Prompt: Restate each line word for word. Leave out every picture.

####################

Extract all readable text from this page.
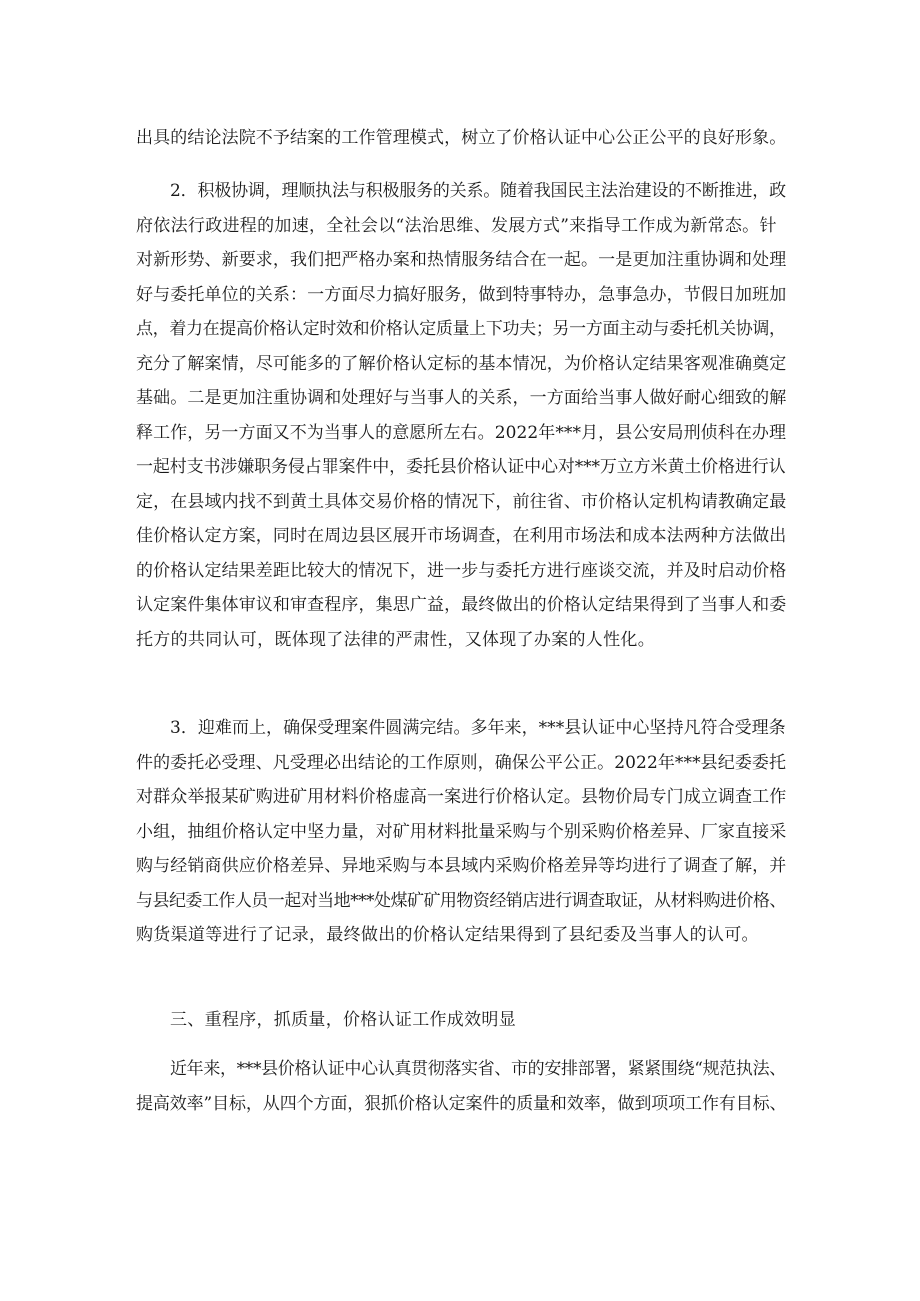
出具的结论法院不予结案的工作管理模式，树立了价格认证中心公正公平的良好形象。

2．积极协调，理顺执法与积极服务的关系。随着我国民主法治建设的不断推进，政
府依法行政进程的加速，全社会以“法治思维、发展方式”来指导工作成为新常态。针
对新形势、新要求，我们把严格办案和热情服务结合在一起。一是更加注重协调和处理
好与委托单位的关系：一方面尽力搞好服务，做到特事特办，急事急办，节假日加班加
点，着力在提高价格认定时效和价格认定质量上下功夫；另一方面主动与委托机关协调，
充分了解案情，尽可能多的了解价格认定标的基本情况，为价格认定结果客观准确奠定
基础。二是更加注重协调和处理好与当事人的关系，一方面给当事人做好耐心细致的解
释工作，另一方面又不为当事人的意愿所左右。2022年***月，县公安局刑侦科在办理
一起村支书涉嫌职务侵占罪案件中，委托县价格认证中心对***万立方米黄土价格进行认
定，在县域内找不到黄土具体交易价格的情况下，前往省、市价格认定机构请教确定最
佳价格认定方案，同时在周边县区展开市场调查，在利用市场法和成本法两种方法做出
的价格认定结果差距比较大的情况下，进一步与委托方进行座谈交流，并及时启动价格
认定案件集体审议和审查程序，集思广益，最终做出的价格认定结果得到了当事人和委
托方的共同认可，既体现了法律的严肃性，又体现了办案的人性化。

3．迎难而上，确保受理案件圆满完结。多年来，***县认证中心坚持凡符合受理条
件的委托必受理、凡受理必出结论的工作原则，确保公平公正。2022年***县纪委委托
对群众举报某矿购进矿用材料价格虚高一案进行价格认定。县物价局专门成立调查工作
小组，抽组价格认定中坚力量，对矿用材料批量采购与个别采购价格差异、厂家直接采
购与经销商供应价格差异、异地采购与本县域内采购价格差异等均进行了调查了解，并
与县纪委工作人员一起对当地***处煤矿矿用物资经销店进行调查取证，从材料购进价格、
购货渠道等进行了记录，最终做出的价格认定结果得到了县纪委及当事人的认可。

三、重程序，抓质量，价格认证工作成效明显

近年来，***县价格认证中心认真贯彻落实省、市的安排部署，紧紧围绕“规范执法、
提高效率”目标，从四个方面，狠抓价格认定案件的质量和效率，做到项项工作有目标、
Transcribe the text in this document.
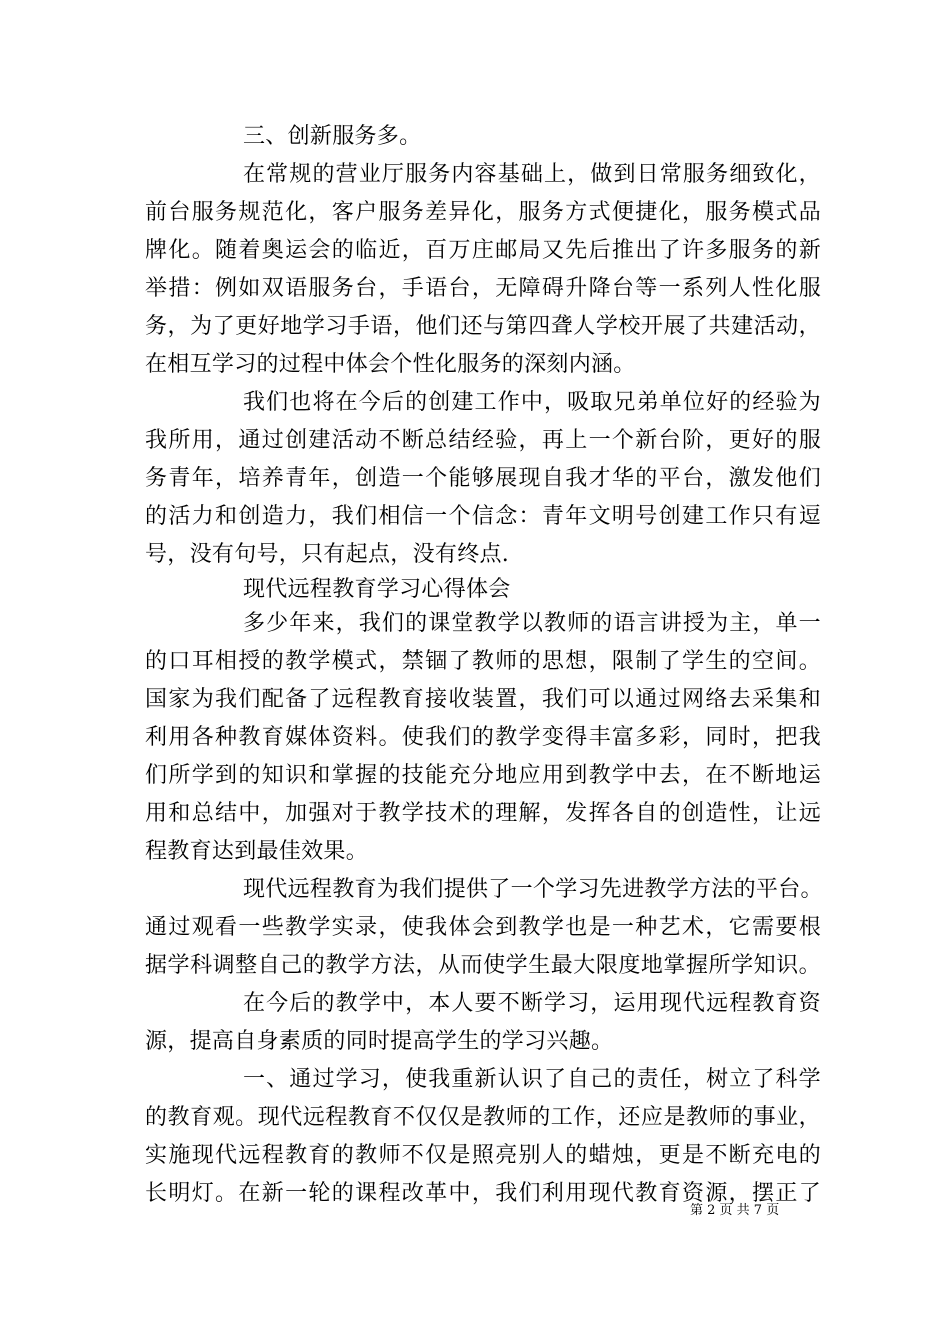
三、创新服务多。
在常规的营业厅服务内容基础上，做到日常服务细致化，
前台服务规范化，客户服务差异化，服务方式便捷化，服务模式品
牌化。随着奥运会的临近，百万庄邮局又先后推出了许多服务的新
举措：例如双语服务台，手语台，无障碍升降台等一系列人性化服
务，为了更好地学习手语，他们还与第四聋人学校开展了共建活动，
在相互学习的过程中体会个性化服务的深刻内涵。
我们也将在今后的创建工作中，吸取兄弟单位好的经验为
我所用，通过创建活动不断总结经验，再上一个新台阶，更好的服
务青年，培养青年，创造一个能够展现自我才华的平台，激发他们
的活力和创造力，我们相信一个信念：青年文明号创建工作只有逗
号，没有句号，只有起点，没有终点.
现代远程教育学习心得体会
多少年来，我们的课堂教学以教师的语言讲授为主，单一
的口耳相授的教学模式，禁锢了教师的思想，限制了学生的空间。
国家为我们配备了远程教育接收装置，我们可以通过网络去采集和
利用各种教育媒体资料。使我们的教学变得丰富多彩，同时，把我
们所学到的知识和掌握的技能充分地应用到教学中去，在不断地运
用和总结中，加强对于教学技术的理解，发挥各自的创造性，让远
程教育达到最佳效果。
现代远程教育为我们提供了一个学习先进教学方法的平台。
通过观看一些教学实录，使我体会到教学也是一种艺术，它需要根
据学科调整自己的教学方法，从而使学生最大限度地掌握所学知识。
在今后的教学中，本人要不断学习，运用现代远程教育资
源，提高自身素质的同时提高学生的学习兴趣。
一、通过学习，使我重新认识了自己的责任，树立了科学
的教育观。现代远程教育不仅仅是教师的工作，还应是教师的事业，
实施现代远程教育的教师不仅是照亮别人的蜡烛，更是不断充电的
长明灯。在新一轮的课程改革中，我们利用现代教育资源，摆正了
第 2 页 共 7 页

####################

In response:
Extract all readable text from this page.
出具的结论法院不予结案的工作管理模式，树立了价格认证中心公正公平的良好形象。

2．积极协调，理顺执法与积极服务的关系。随着我国民主法治建设的不断推进，政
府依法行政进程的加速，全社会以“法治思维、发展方式”来指导工作成为新常态。针
对新形势、新要求，我们把严格办案和热情服务结合在一起。一是更加注重协调和处理
好与委托单位的关系：一方面尽力搞好服务，做到特事特办，急事急办，节假日加班加
点，着力在提高价格认定时效和价格认定质量上下功夫；另一方面主动与委托机关协调，
充分了解案情，尽可能多的了解价格认定标的基本情况，为价格认定结果客观准确奠定
基础。二是更加注重协调和处理好与当事人的关系，一方面给当事人做好耐心细致的解
释工作，另一方面又不为当事人的意愿所左右。2022年***月，县公安局刑侦科在办理
一起村支书涉嫌职务侵占罪案件中，委托县价格认证中心对***万立方米黄土价格进行认
定，在县域内找不到黄土具体交易价格的情况下，前往省、市价格认定机构请教确定最
佳价格认定方案，同时在周边县区展开市场调查，在利用市场法和成本法两种方法做出
的价格认定结果差距比较大的情况下，进一步与委托方进行座谈交流，并及时启动价格
认定案件集体审议和审查程序，集思广益，最终做出的价格认定结果得到了当事人和委
托方的共同认可，既体现了法律的严肃性，又体现了办案的人性化。

3．迎难而上，确保受理案件圆满完结。多年来，***县认证中心坚持凡符合受理条
件的委托必受理、凡受理必出结论的工作原则，确保公平公正。2022年***县纪委委托
对群众举报某矿购进矿用材料价格虚高一案进行价格认定。县物价局专门成立调查工作
小组，抽组价格认定中坚力量，对矿用材料批量采购与个别采购价格差异、厂家直接采
购与经销商供应价格差异、异地采购与本县域内采购价格差异等均进行了调查了解，并
与县纪委工作人员一起对当地***处煤矿矿用物资经销店进行调查取证，从材料购进价格、
购货渠道等进行了记录，最终做出的价格认定结果得到了县纪委及当事人的认可。

三、重程序，抓质量，价格认证工作成效明显

近年来，***县价格认证中心认真贯彻落实省、市的安排部署，紧紧围绕“规范执法、
提高效率”目标，从四个方面，狠抓价格认定案件的质量和效率，做到项项工作有目标、
Transcribe the text in this document.
三、创新服务多。
在常规的营业厅服务内容基础上，做到日常服务细致化，
前台服务规范化，客户服务差异化，服务方式便捷化，服务模式品
牌化。随着奥运会的临近，百万庄邮局又先后推出了许多服务的新
举措：例如双语服务台，手语台，无障碍升降台等一系列人性化服
务，为了更好地学习手语，他们还与第四聋人学校开展了共建活动，
在相互学习的过程中体会个性化服务的深刻内涵。
我们也将在今后的创建工作中，吸取兄弟单位好的经验为
我所用，通过创建活动不断总结经验，再上一个新台阶，更好的服
务青年，培养青年，创造一个能够展现自我才华的平台，激发他们
的活力和创造力，我们相信一个信念：青年文明号创建工作只有逗
号，没有句号，只有起点，没有终点.
现代远程教育学习心得体会
多少年来，我们的课堂教学以教师的语言讲授为主，单一
的口耳相授的教学模式，禁锢了教师的思想，限制了学生的空间。
国家为我们配备了远程教育接收装置，我们可以通过网络去采集和
利用各种教育媒体资料。使我们的教学变得丰富多彩，同时，把我
们所学到的知识和掌握的技能充分地应用到教学中去，在不断地运
用和总结中，加强对于教学技术的理解，发挥各自的创造性，让远
程教育达到最佳效果。
现代远程教育为我们提供了一个学习先进教学方法的平台。
通过观看一些教学实录，使我体会到教学也是一种艺术，它需要根
据学科调整自己的教学方法，从而使学生最大限度地掌握所学知识。
在今后的教学中，本人要不断学习，运用现代远程教育资
源，提高自身素质的同时提高学生的学习兴趣。
一、通过学习，使我重新认识了自己的责任，树立了科学
的教育观。现代远程教育不仅仅是教师的工作，还应是教师的事业，
实施现代远程教育的教师不仅是照亮别人的蜡烛，更是不断充电的
长明灯。在新一轮的课程改革中，我们利用现代教育资源，摆正了
第 2 页 共 7 页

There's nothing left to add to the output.